-- START DATA FOR THE TASK --

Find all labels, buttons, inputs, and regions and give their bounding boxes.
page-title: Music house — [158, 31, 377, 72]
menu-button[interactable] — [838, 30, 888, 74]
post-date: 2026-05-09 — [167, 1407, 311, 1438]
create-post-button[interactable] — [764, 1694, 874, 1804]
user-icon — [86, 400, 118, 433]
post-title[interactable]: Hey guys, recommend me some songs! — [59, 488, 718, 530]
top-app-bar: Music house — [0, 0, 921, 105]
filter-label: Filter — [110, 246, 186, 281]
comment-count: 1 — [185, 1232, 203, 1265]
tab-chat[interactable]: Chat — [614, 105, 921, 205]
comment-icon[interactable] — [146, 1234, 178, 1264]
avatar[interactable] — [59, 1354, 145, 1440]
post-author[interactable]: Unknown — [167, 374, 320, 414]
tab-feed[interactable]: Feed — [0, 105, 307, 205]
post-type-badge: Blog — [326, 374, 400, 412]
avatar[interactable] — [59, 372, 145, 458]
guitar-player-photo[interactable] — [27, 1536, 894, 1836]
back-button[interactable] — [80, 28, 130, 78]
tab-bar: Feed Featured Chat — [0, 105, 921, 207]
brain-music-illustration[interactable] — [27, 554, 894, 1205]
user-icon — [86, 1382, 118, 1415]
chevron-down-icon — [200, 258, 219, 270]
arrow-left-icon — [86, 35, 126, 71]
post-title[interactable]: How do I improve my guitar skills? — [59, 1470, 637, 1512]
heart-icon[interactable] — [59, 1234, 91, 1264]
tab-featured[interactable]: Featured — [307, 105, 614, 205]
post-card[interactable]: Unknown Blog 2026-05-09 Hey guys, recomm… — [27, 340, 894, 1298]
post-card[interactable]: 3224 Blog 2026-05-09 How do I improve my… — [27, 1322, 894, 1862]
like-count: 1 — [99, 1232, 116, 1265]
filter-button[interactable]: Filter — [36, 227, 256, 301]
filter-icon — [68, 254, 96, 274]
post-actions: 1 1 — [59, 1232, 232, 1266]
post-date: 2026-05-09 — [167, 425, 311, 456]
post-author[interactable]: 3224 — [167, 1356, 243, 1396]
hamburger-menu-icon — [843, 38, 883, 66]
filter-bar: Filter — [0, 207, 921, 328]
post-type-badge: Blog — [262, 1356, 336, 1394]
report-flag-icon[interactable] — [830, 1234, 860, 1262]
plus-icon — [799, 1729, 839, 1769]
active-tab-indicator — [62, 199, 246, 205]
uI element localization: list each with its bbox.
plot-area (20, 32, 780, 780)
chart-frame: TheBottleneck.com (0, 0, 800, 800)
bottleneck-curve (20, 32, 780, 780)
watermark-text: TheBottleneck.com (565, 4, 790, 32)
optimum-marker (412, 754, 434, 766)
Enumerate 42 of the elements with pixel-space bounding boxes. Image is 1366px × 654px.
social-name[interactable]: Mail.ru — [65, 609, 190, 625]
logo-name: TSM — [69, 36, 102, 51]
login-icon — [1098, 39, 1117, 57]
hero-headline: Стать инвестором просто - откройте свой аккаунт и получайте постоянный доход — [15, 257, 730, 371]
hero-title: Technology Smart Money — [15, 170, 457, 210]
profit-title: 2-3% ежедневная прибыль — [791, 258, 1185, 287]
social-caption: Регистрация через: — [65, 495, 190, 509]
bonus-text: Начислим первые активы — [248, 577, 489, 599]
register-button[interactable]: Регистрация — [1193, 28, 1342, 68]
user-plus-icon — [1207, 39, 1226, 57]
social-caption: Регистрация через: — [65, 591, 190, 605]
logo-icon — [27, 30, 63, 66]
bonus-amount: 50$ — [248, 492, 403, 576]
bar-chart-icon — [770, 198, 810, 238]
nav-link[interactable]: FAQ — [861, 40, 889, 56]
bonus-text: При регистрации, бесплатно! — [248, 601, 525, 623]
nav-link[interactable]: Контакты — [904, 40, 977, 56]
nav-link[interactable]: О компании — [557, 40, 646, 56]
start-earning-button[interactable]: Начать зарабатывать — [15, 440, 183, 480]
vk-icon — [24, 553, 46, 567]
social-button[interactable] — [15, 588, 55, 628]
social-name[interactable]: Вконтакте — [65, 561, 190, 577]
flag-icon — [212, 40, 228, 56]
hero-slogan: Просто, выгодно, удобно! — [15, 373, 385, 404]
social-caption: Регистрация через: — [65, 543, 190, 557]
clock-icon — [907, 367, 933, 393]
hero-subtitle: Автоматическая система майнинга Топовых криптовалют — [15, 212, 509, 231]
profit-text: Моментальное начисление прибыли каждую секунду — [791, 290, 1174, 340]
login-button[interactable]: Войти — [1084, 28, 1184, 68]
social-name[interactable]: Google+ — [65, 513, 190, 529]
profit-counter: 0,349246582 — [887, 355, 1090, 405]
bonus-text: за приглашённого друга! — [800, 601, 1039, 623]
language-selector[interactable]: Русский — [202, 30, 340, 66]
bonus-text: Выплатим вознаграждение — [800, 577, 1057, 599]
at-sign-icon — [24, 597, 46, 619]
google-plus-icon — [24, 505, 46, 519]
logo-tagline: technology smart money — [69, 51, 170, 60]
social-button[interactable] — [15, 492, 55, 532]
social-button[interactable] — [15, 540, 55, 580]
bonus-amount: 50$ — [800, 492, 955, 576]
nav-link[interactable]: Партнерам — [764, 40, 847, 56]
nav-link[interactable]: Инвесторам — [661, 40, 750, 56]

-- END DATA FOR THE TASK --

TASK INSTRUCTIONS —
Copy every line of the records above, leaving each one unchanged.

SOLUTION FOR THIS TASK —
Find all labels, buttons, inputs, and regions and give their bounding boxes.
page-title: Music house — [158, 31, 377, 72]
menu-button[interactable] — [838, 30, 888, 74]
post-date: 2026-05-09 — [167, 1407, 311, 1438]
create-post-button[interactable] — [764, 1694, 874, 1804]
user-icon — [86, 400, 118, 433]
post-title[interactable]: Hey guys, recommend me some songs! — [59, 488, 718, 530]
top-app-bar: Music house — [0, 0, 921, 105]
filter-label: Filter — [110, 246, 186, 281]
comment-count: 1 — [185, 1232, 203, 1265]
tab-chat[interactable]: Chat — [614, 105, 921, 205]
comment-icon[interactable] — [146, 1234, 178, 1264]
avatar[interactable] — [59, 1354, 145, 1440]
post-author[interactable]: Unknown — [167, 374, 320, 414]
tab-feed[interactable]: Feed — [0, 105, 307, 205]
post-type-badge: Blog — [326, 374, 400, 412]
avatar[interactable] — [59, 372, 145, 458]
guitar-player-photo[interactable] — [27, 1536, 894, 1836]
back-button[interactable] — [80, 28, 130, 78]
tab-bar: Feed Featured Chat — [0, 105, 921, 207]
brain-music-illustration[interactable] — [27, 554, 894, 1205]
user-icon — [86, 1382, 118, 1415]
chevron-down-icon — [200, 258, 219, 270]
arrow-left-icon — [86, 35, 126, 71]
post-title[interactable]: How do I improve my guitar skills? — [59, 1470, 637, 1512]
heart-icon[interactable] — [59, 1234, 91, 1264]
tab-featured[interactable]: Featured — [307, 105, 614, 205]
post-card[interactable]: Unknown Blog 2026-05-09 Hey guys, recomm… — [27, 340, 894, 1298]
post-card[interactable]: 3224 Blog 2026-05-09 How do I improve my… — [27, 1322, 894, 1862]
like-count: 1 — [99, 1232, 116, 1265]
filter-button[interactable]: Filter — [36, 227, 256, 301]
filter-icon — [68, 254, 96, 274]
post-actions: 1 1 — [59, 1232, 232, 1266]
post-date: 2026-05-09 — [167, 425, 311, 456]
post-author[interactable]: 3224 — [167, 1356, 243, 1396]
hamburger-menu-icon — [843, 38, 883, 66]
filter-bar: Filter — [0, 207, 921, 328]
post-type-badge: Blog — [262, 1356, 336, 1394]
report-flag-icon[interactable] — [830, 1234, 860, 1262]
plus-icon — [799, 1729, 839, 1769]
active-tab-indicator — [62, 199, 246, 205]
uI element localization: list each with its bbox.
plot-area (20, 32, 780, 780)
chart-frame: TheBottleneck.com (0, 0, 800, 800)
bottleneck-curve (20, 32, 780, 780)
watermark-text: TheBottleneck.com (565, 4, 790, 32)
optimum-marker (412, 754, 434, 766)
Enumerate 42 of the elements with pixel-space bounding boxes. Image is 1366px × 654px.
social-name[interactable]: Mail.ru — [65, 609, 190, 625]
logo-name: TSM — [69, 36, 102, 51]
login-icon — [1098, 39, 1117, 57]
hero-headline: Стать инвестором просто - откройте свой аккаунт и получайте постоянный доход — [15, 257, 730, 371]
hero-title: Technology Smart Money — [15, 170, 457, 210]
profit-title: 2-3% ежедневная прибыль — [791, 258, 1185, 287]
social-caption: Регистрация через: — [65, 495, 190, 509]
bonus-text: Начислим первые активы — [248, 577, 489, 599]
register-button[interactable]: Регистрация — [1193, 28, 1342, 68]
user-plus-icon — [1207, 39, 1226, 57]
social-caption: Регистрация через: — [65, 591, 190, 605]
logo-icon — [27, 30, 63, 66]
bonus-amount: 50$ — [248, 492, 403, 576]
bar-chart-icon — [770, 198, 810, 238]
nav-link[interactable]: FAQ — [861, 40, 889, 56]
bonus-text: При регистрации, бесплатно! — [248, 601, 525, 623]
nav-link[interactable]: Контакты — [904, 40, 977, 56]
nav-link[interactable]: О компании — [557, 40, 646, 56]
start-earning-button[interactable]: Начать зарабатывать — [15, 440, 183, 480]
vk-icon — [24, 553, 46, 567]
social-button[interactable] — [15, 588, 55, 628]
social-name[interactable]: Вконтакте — [65, 561, 190, 577]
flag-icon — [212, 40, 228, 56]
hero-slogan: Просто, выгодно, удобно! — [15, 373, 385, 404]
social-caption: Регистрация через: — [65, 543, 190, 557]
clock-icon — [907, 367, 933, 393]
hero-subtitle: Автоматическая система майнинга Топовых криптовалют — [15, 212, 509, 231]
profit-text: Моментальное начисление прибыли каждую секунду — [791, 290, 1174, 340]
login-button[interactable]: Войти — [1084, 28, 1184, 68]
social-name[interactable]: Google+ — [65, 513, 190, 529]
profit-counter: 0,349246582 — [887, 355, 1090, 405]
bonus-text: за приглашённого друга! — [800, 601, 1039, 623]
language-selector[interactable]: Русский — [202, 30, 340, 66]
bonus-text: Выплатим вознаграждение — [800, 577, 1057, 599]
at-sign-icon — [24, 597, 46, 619]
google-plus-icon — [24, 505, 46, 519]
logo-tagline: technology smart money — [69, 51, 170, 60]
social-button[interactable] — [15, 492, 55, 532]
social-button[interactable] — [15, 540, 55, 580]
bonus-amount: 50$ — [800, 492, 955, 576]
nav-link[interactable]: Партнерам — [764, 40, 847, 56]
nav-link[interactable]: Инвесторам — [661, 40, 750, 56]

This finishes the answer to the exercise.